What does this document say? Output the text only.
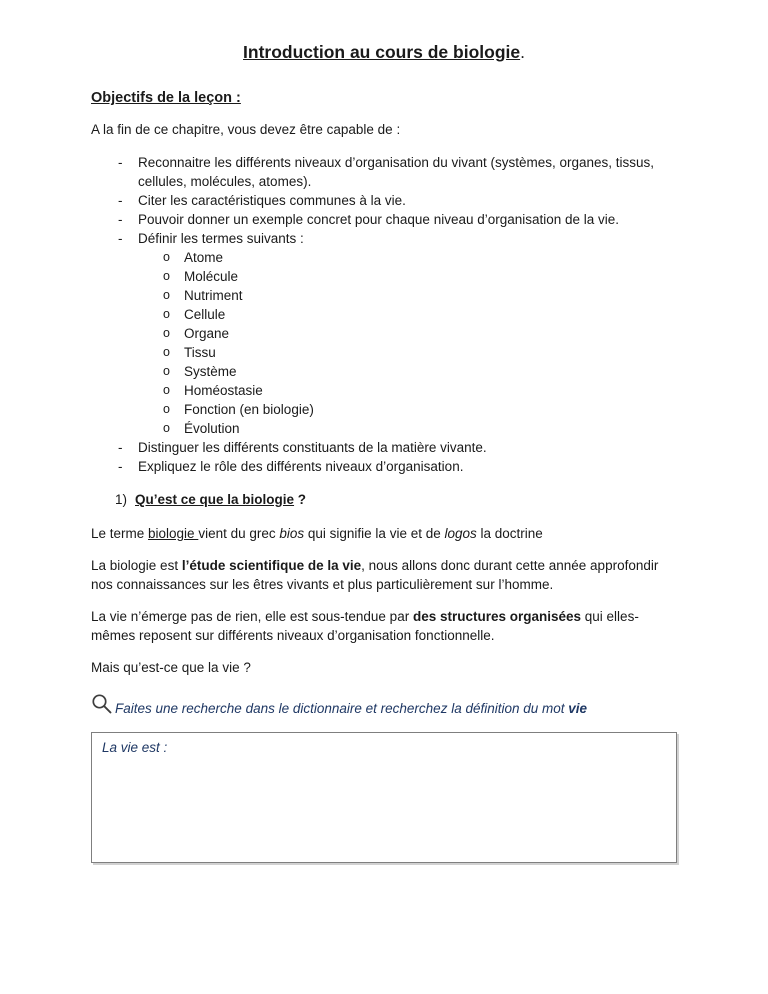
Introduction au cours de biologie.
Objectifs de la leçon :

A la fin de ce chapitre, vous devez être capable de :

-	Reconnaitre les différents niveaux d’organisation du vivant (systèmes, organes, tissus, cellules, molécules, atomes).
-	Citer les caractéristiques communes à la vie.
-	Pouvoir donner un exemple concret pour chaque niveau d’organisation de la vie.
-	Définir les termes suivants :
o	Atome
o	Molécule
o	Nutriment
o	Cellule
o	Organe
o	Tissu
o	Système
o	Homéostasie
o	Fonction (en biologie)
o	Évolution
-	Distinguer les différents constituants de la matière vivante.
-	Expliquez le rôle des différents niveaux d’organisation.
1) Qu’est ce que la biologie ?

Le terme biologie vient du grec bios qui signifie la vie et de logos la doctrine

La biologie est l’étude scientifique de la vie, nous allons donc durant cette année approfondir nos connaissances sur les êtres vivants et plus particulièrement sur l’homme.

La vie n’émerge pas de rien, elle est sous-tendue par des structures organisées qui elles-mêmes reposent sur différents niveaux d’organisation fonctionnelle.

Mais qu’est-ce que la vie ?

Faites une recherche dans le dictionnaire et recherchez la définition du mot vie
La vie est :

--------------------

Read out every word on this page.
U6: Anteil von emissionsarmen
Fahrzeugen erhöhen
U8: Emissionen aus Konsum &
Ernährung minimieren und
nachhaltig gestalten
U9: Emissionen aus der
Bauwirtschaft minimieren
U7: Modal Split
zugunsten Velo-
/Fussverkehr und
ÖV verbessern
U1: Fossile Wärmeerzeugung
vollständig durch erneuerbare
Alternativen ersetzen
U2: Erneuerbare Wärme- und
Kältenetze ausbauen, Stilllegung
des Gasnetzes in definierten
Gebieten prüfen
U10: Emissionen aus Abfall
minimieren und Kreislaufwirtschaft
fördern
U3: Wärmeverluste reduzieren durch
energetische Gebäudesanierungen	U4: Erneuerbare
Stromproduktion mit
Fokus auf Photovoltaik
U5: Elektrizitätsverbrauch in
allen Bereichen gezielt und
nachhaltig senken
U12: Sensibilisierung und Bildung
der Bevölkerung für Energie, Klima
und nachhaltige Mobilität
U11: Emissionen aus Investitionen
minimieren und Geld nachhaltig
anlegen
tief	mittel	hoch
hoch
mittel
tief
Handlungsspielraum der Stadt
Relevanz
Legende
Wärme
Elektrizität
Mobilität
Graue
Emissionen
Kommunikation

--------------------

### Exercise details
From the data, list each line in which the string "biologie" appears.

### Output for this exercise
Introduction au cours de biologie.
o	Fonction (en biologie)
1) Qu’est ce que la biologie ?
Le terme biologie vient du grec bios qui signifie la vie et de logos la doctrine
La biologie est l’étude scientifique de la vie, nous allons donc durant cette année approfondir nos connaissances sur les êtres vivants et plus particulièrement sur l’homme.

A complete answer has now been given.